#### [Requests]
1. Name every stage of deploying the BST model that the opening paragraph of the AnalyticDB machine learning page says the topic covers.
2. Please proceed with the AnalyticDB machine learning page, starting after its last sentence.

All Products
Search
Document Center

AnalyticDB:Use SQL to implement machine learning prediction

Last Updated:Feb 28, 2026

This topic describes how to run machine learning tasks with SQL in AnalyticDB for MySQL. You will deploy a Behavior Sequence Transformer (BST) model, covering data transformation, model creation, training, evaluation, and prediction.

Scenarios

AnalyticDB for MySQL lets you train and run machine learning models entirely through SQL, without setting up separate ML infrastructure. SQL handles the full pipeline: data preprocessing, training, and inference.

AnalyticDB for MySQL supports BST classification models. BST models are designed for scenarios where you need to understand user behavior patterns, such as:

  • Analyzing user preferences over time.

  • Predicting future user actions.

  • Delivering personalized recommendations.

BST excels at capturing long-term dependencies in sequential behavior data, making it a strong fit for gaming, e-commerce, and similar industries where user interaction sequences drive business decisions.

How the BST model works

The BST model takes a sequence of behavior event IDs as input and outputs a classification result of 0 or 1.

Consider a gaming example. A player generates the following behavior sequence during a session:

Log on, claim logon reward, accept task, battle, battle, battle, complete task, top up, battle, log out.

You convert each action into a numeric event ID, producing the sequence:

0, 1, 2, 3, 3, 3, 4, 5, 3, 6

This sequence is passed to the BST model as a comma-separated string. The model analyzes the pattern and returns a classification result of 0 or 1, indicating which predefined category the behavior sequence belongs to.

Prerequisites

Before you begin, make sure your environment meets the following requirements:

  • The cluster runs Enterprise Edition, Basic Edition, or Data Lakehouse Edition.

  • The cluster kernel version is 3.2.4.0 or later.

    Note

    To view and update the minor version, go to the Configuration Information section on the Cluster Information page in the AnalyticDB for MySQL console.

  • The AI resource group feature is enabled. This feature is in public preview. To enable it, contact technical support.

Step 1: Create an AI resource group and attach it to a regular resource group

Running machine learning tasks through SQL requires two types of resource groups:

  • AI resource group: Manages the GPU resources required for compute-intensive operations such as model training and prediction.

  • Regular resource group: Processes standard SQL queries, including those that generate training data or call prediction functions.

When you submit a SQL statement to the regular resource group, the system detects whether the statement requires AI computation. If it does, the system automatically forwards the task to the attached AI resource group for execution.

Create an AI resource group first, then attach it to a regular resource group.

  1. Log on to the AnalyticDB for MySQL console. In the upper-left corner of the console, select a region. In the left-side navigation pane, click Clusters. Find the cluster that you want to manage and click the cluster ID.

#### [Data excerpt]
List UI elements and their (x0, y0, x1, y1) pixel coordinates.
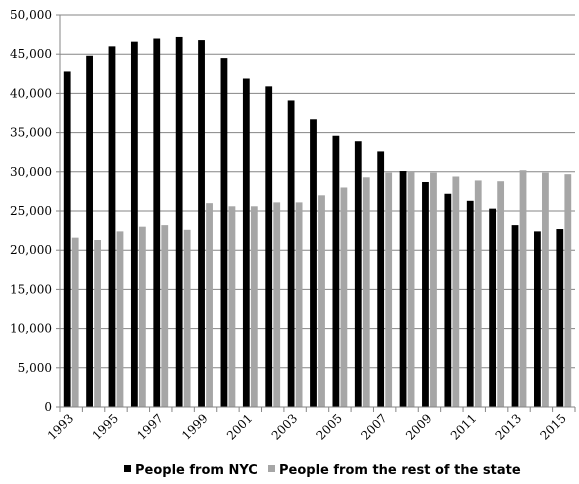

#### [Responses in order]
1. Data transformation, model creation, training, evaluation, and prediction.

2.
  2. In the navigation pane on the left, choose Cluster Management > Resource Management, and then click the Resource Groups tab.

  3. In the upper-right corner of the resource group list, click Create Resource Group to create an AI resource group.

    Parameter

    Description

    Resource Group Name

    A custom name for the resource group. The name must be 2 to 30 characters in length, start with a letter, and can contain only letters, digits, and underscores.

    Job Type

    From the drop-down list, select AI.

    Important

    If the AI option is not available, the AI resource group feature is not enabled for your instance. Contact technical support.

    Specifications

    A combination of GPU, CPU, and memory resources. You can select ADB.MLLarge.24 or ADB.MLLarge.2.

    Minimum Resources

    The minimum number of resource units.

    Maximum Resources

    The maximum number of resource units.

  4. Click OK to create the resource group.

  5. Find the target regular resource group. In the Actions column, click Modify. Use the ML Job Resubmission Rules to attach the regular resource group to the newly created AI resource group.

Step 2: Data transformation

Data transformation converts your raw data into the format that the BST model expects for training. Whether you need this step depends on the format and location of your raw data.

Note

If your raw data already meets the format requirements described below, skip this step and proceed to Step 3.

Table schema requirements

The training table must have two columns:

ColumnTypeDescription
Input feature columnStringComma-separated integers representing the behavior event ID sequence for one sample.
Target label columnIntegerA binary value (0 or 1) representing the class label.

Example: ('1,2,3',0), ('3,2,1',1)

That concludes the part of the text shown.